_Material to process_
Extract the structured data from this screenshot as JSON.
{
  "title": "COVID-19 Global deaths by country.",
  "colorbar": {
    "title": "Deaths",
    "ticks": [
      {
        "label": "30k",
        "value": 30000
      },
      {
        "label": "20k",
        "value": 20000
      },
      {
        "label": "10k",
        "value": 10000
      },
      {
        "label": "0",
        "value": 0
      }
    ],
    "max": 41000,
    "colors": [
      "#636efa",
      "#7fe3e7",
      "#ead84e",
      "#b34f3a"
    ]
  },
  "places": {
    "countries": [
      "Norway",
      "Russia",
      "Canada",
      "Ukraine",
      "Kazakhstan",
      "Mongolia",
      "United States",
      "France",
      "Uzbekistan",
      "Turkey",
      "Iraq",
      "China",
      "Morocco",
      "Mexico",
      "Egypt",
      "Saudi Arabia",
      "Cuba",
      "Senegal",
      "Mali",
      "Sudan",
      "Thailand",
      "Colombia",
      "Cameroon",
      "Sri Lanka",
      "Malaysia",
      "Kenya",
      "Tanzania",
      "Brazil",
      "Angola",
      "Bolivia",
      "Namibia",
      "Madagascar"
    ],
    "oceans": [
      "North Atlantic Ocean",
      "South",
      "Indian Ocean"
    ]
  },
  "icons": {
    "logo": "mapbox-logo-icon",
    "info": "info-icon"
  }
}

==

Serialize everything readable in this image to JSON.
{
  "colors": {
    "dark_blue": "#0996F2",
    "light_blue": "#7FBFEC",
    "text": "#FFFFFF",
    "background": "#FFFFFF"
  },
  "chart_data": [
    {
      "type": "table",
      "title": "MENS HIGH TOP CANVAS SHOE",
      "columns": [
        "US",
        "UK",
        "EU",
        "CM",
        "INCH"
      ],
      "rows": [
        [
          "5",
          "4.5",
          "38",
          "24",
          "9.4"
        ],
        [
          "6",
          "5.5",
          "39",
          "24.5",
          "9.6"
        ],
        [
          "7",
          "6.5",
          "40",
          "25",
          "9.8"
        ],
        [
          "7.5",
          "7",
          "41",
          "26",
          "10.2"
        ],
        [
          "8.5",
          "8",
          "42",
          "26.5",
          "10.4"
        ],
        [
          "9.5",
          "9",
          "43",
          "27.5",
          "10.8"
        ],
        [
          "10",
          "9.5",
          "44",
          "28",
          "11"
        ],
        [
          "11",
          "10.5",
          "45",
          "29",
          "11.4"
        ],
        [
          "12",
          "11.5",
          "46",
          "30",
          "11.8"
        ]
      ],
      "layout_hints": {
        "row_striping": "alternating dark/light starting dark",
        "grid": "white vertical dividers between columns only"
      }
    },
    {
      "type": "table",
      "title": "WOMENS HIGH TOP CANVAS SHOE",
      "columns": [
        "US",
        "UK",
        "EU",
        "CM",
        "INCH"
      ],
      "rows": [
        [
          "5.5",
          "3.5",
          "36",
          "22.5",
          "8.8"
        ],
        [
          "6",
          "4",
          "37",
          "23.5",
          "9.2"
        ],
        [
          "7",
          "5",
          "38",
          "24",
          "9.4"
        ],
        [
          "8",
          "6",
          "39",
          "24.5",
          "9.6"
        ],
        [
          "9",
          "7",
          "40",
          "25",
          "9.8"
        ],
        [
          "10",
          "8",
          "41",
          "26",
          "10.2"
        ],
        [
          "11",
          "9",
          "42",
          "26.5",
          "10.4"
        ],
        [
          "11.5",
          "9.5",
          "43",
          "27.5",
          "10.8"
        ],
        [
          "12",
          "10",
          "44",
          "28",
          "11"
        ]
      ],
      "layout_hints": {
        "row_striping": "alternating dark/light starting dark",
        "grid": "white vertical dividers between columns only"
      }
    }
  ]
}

_What you should do_
From the listing above, copy every line that holds the string "this".

_Expected output_
Extract the structured data from this screenshot as JSON.
Serialize everything readable in this image to JSON.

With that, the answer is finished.